Every record below is to be retyped exactly.

Start of Data in this exercise

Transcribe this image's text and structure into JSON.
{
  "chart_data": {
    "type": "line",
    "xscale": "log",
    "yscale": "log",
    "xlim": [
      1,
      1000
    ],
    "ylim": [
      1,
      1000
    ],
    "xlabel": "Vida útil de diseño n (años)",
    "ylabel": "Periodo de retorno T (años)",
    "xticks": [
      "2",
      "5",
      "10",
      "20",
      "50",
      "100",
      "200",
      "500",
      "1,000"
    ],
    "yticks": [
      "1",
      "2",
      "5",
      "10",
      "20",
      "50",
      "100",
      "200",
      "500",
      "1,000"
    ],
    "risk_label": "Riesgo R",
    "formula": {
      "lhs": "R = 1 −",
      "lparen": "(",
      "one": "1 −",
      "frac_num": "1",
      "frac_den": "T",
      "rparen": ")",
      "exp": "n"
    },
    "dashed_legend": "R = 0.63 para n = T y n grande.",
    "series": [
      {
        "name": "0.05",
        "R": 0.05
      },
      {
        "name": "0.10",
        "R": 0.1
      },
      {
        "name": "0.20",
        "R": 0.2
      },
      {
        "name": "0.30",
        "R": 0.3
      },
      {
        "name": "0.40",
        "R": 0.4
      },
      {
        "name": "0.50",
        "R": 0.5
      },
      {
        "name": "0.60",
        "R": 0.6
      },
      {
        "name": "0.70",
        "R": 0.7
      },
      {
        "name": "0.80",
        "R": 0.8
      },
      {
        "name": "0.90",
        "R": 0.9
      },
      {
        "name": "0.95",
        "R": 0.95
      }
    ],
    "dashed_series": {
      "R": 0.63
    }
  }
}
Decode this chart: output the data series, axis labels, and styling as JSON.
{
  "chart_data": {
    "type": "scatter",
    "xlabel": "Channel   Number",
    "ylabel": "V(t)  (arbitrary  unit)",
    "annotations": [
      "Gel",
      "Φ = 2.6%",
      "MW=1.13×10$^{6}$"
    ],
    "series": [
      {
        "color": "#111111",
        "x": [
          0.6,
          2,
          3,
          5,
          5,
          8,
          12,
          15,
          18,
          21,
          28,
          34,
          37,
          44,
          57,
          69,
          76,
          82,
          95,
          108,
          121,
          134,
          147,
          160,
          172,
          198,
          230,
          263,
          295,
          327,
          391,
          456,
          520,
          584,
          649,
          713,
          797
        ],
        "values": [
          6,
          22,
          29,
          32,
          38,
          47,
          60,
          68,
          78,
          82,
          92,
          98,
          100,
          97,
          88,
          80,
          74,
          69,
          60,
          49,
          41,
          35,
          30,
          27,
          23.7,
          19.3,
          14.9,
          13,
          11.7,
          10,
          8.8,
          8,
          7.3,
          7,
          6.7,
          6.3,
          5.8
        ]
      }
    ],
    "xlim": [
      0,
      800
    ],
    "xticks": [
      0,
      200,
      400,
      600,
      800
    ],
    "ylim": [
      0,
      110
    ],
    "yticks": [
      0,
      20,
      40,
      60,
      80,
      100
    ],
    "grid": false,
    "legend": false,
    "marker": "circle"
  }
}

End of Data in this exercise

**Full answer:**
Transcribe this image's text and structure into JSON.
{
  "chart_data": {
    "type": "line",
    "xscale": "log",
    "yscale": "log",
    "xlim": [
      1,
      1000
    ],
    "ylim": [
      1,
      1000
    ],
    "xlabel": "Vida útil de diseño n (años)",
    "ylabel": "Periodo de retorno T (años)",
    "xticks": [
      "2",
      "5",
      "10",
      "20",
      "50",
      "100",
      "200",
      "500",
      "1,000"
    ],
    "yticks": [
      "1",
      "2",
      "5",
      "10",
      "20",
      "50",
      "100",
      "200",
      "500",
      "1,000"
    ],
    "risk_label": "Riesgo R",
    "formula": {
      "lhs": "R = 1 −",
      "lparen": "(",
      "one": "1 −",
      "frac_num": "1",
      "frac_den": "T",
      "rparen": ")",
      "exp": "n"
    },
    "dashed_legend": "R = 0.63 para n = T y n grande.",
    "series": [
      {
        "name": "0.05",
        "R": 0.05
      },
      {
        "name": "0.10",
        "R": 0.1
      },
      {
        "name": "0.20",
        "R": 0.2
      },
      {
        "name": "0.30",
        "R": 0.3
      },
      {
        "name": "0.40",
        "R": 0.4
      },
      {
        "name": "0.50",
        "R": 0.5
      },
      {
        "name": "0.60",
        "R": 0.6
      },
      {
        "name": "0.70",
        "R": 0.7
      },
      {
        "name": "0.80",
        "R": 0.8
      },
      {
        "name": "0.90",
        "R": 0.9
      },
      {
        "name": "0.95",
        "R": 0.95
      }
    ],
    "dashed_series": {
      "R": 0.63
    }
  }
}
Decode this chart: output the data series, axis labels, and styling as JSON.
{
  "chart_data": {
    "type": "scatter",
    "xlabel": "Channel   Number",
    "ylabel": "V(t)  (arbitrary  unit)",
    "annotations": [
      "Gel",
      "Φ = 2.6%",
      "MW=1.13×10$^{6}$"
    ],
    "series": [
      {
        "color": "#111111",
        "x": [
          0.6,
          2,
          3,
          5,
          5,
          8,
          12,
          15,
          18,
          21,
          28,
          34,
          37,
          44,
          57,
          69,
          76,
          82,
          95,
          108,
          121,
          134,
          147,
          160,
          172,
          198,
          230,
          263,
          295,
          327,
          391,
          456,
          520,
          584,
          649,
          713,
          797
        ],
        "values": [
          6,
          22,
          29,
          32,
          38,
          47,
          60,
          68,
          78,
          82,
          92,
          98,
          100,
          97,
          88,
          80,
          74,
          69,
          60,
          49,
          41,
          35,
          30,
          27,
          23.7,
          19.3,
          14.9,
          13,
          11.7,
          10,
          8.8,
          8,
          7.3,
          7,
          6.7,
          6.3,
          5.8
        ]
      }
    ],
    "xlim": [
      0,
      800
    ],
    "xticks": [
      0,
      200,
      400,
      600,
      800
    ],
    "ylim": [
      0,
      110
    ],
    "yticks": [
      0,
      20,
      40,
      60,
      80,
      100
    ],
    "grid": false,
    "legend": false,
    "marker": "circle"
  }
}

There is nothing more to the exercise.